Given problem:
Identify each line below that contains the word "USDJPY", and copy it out.

(Stored dataset items)
>> start

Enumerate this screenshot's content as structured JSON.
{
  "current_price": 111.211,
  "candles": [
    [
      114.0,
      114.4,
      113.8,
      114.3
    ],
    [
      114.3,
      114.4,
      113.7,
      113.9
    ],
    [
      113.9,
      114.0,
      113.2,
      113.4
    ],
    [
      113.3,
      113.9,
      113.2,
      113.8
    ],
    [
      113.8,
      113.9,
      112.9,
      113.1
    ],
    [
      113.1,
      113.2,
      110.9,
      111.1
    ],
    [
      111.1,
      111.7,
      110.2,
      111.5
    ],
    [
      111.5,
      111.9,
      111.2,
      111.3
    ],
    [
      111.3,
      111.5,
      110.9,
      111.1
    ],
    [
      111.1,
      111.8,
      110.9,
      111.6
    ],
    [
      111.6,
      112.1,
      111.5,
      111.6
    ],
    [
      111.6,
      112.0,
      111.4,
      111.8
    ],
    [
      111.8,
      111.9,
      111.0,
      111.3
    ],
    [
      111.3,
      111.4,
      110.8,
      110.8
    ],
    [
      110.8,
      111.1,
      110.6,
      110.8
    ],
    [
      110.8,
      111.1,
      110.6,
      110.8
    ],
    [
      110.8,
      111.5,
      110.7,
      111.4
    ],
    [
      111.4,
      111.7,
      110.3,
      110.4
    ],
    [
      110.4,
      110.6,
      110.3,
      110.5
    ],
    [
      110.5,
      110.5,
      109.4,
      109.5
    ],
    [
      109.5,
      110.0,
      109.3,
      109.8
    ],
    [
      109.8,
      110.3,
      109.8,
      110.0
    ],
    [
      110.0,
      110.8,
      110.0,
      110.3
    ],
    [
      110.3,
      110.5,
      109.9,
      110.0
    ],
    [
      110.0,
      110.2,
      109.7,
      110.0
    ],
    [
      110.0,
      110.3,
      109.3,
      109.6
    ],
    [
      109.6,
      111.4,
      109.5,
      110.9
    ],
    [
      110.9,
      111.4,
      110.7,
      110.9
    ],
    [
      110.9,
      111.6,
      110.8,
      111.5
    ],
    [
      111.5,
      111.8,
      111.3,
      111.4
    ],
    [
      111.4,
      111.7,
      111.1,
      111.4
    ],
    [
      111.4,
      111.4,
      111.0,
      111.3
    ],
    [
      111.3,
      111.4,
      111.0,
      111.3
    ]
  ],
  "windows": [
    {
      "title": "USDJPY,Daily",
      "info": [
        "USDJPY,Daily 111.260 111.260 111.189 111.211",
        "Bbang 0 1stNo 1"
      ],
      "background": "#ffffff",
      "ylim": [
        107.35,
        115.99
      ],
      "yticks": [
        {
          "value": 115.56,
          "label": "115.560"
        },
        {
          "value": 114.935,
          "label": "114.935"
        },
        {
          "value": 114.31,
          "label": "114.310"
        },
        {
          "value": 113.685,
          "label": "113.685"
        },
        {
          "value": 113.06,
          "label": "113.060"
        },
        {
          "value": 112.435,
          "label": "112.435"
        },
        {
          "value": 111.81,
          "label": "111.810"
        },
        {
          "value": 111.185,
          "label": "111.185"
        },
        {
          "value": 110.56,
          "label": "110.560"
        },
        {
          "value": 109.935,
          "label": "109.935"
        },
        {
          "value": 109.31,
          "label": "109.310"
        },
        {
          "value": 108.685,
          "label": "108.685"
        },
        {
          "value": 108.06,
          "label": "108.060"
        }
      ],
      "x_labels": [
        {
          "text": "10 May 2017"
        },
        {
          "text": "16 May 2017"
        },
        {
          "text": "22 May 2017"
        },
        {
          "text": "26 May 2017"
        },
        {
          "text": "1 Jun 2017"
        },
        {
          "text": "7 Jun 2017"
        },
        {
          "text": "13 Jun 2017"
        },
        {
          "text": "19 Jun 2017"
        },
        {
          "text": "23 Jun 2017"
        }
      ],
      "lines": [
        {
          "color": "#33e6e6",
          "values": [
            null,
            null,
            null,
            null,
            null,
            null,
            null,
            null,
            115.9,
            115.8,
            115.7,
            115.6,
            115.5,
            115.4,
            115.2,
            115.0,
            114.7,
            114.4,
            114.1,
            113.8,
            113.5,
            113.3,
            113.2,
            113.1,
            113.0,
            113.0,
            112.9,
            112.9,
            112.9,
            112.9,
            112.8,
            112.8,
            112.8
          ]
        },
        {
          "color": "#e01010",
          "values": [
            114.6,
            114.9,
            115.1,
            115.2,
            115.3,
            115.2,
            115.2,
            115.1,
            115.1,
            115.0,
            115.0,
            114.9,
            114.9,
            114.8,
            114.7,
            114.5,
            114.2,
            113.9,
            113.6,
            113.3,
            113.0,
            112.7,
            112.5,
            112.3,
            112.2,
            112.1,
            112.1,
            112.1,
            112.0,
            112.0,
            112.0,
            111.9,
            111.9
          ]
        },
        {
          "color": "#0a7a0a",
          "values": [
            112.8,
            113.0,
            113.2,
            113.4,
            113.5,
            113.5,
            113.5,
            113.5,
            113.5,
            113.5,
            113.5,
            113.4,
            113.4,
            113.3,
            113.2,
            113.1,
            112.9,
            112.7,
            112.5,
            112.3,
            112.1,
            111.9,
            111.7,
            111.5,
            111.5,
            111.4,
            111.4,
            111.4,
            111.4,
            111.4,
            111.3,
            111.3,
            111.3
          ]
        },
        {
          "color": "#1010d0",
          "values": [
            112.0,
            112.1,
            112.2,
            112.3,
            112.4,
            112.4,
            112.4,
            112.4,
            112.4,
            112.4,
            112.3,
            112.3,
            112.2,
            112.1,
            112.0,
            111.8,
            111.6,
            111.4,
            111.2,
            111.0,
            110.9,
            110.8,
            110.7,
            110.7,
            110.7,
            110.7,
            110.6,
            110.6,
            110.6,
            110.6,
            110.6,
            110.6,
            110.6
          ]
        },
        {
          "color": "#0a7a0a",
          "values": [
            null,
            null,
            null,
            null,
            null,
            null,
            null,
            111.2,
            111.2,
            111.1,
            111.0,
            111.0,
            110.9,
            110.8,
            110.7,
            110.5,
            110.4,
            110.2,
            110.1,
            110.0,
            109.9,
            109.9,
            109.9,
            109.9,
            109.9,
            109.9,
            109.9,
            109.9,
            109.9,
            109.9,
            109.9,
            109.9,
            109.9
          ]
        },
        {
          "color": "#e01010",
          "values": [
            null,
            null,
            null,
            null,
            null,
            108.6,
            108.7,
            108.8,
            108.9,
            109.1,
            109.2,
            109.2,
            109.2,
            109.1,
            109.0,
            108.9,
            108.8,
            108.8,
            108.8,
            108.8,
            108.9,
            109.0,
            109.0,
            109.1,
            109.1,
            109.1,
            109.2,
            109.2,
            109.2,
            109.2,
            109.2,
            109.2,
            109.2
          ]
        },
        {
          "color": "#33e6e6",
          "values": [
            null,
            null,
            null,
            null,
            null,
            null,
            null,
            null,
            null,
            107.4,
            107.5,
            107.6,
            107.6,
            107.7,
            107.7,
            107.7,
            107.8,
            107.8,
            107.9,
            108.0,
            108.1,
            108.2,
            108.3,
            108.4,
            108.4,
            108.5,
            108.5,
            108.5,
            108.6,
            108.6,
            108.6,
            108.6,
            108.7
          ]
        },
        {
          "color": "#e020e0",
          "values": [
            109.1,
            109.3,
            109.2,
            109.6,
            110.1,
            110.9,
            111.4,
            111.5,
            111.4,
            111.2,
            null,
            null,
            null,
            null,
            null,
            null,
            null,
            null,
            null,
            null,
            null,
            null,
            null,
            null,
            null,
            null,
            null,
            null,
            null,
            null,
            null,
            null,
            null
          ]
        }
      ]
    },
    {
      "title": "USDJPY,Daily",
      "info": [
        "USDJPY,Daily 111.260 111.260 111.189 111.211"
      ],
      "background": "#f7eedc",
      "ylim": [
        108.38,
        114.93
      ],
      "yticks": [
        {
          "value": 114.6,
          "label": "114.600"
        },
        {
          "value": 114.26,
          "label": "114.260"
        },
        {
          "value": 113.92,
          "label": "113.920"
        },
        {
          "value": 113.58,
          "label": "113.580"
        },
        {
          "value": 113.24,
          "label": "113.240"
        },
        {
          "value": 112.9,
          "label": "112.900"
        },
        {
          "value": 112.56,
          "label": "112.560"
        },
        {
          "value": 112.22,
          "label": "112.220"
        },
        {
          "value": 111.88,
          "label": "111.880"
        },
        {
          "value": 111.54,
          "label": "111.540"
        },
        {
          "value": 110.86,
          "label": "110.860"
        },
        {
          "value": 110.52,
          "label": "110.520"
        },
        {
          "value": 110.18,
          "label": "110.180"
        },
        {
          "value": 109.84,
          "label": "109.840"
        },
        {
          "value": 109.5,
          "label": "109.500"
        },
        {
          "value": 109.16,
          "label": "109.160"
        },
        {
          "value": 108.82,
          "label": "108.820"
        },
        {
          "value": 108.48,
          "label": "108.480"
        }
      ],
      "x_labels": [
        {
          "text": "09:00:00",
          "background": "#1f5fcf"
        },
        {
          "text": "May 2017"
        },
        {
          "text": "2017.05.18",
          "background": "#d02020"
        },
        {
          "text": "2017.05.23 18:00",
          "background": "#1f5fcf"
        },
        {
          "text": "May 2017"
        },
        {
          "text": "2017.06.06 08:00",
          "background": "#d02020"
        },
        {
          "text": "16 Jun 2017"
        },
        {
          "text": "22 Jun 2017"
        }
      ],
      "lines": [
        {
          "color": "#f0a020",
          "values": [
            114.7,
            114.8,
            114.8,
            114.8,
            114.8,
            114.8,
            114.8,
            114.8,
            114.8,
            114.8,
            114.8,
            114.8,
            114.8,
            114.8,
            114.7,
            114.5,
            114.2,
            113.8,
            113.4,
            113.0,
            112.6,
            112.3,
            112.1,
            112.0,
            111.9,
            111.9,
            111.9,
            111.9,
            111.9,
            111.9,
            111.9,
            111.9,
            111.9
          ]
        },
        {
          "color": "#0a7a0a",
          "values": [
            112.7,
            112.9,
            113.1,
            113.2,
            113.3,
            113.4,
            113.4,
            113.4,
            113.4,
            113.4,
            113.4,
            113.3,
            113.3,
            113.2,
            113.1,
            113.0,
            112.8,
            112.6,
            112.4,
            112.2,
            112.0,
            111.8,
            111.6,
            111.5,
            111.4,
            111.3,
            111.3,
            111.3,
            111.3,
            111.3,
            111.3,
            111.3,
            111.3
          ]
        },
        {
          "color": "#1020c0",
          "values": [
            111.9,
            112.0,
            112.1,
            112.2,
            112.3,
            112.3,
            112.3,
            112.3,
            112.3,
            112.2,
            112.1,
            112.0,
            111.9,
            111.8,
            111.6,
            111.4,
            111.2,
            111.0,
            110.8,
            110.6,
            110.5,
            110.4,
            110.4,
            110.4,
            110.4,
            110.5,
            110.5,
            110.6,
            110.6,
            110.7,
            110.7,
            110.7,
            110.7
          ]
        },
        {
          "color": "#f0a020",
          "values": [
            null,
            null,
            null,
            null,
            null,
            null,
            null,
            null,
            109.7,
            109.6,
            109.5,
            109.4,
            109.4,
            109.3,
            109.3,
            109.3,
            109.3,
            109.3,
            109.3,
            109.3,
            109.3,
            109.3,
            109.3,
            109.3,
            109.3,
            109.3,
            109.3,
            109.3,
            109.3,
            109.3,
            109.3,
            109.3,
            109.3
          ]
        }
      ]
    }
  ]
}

>> end

Expected answer:
      "title": "USDJPY,Daily",
        "USDJPY,Daily 111.260 111.260 111.189 111.211",
      "title": "USDJPY,Daily",
        "USDJPY,Daily 111.260 111.260 111.189 111.211"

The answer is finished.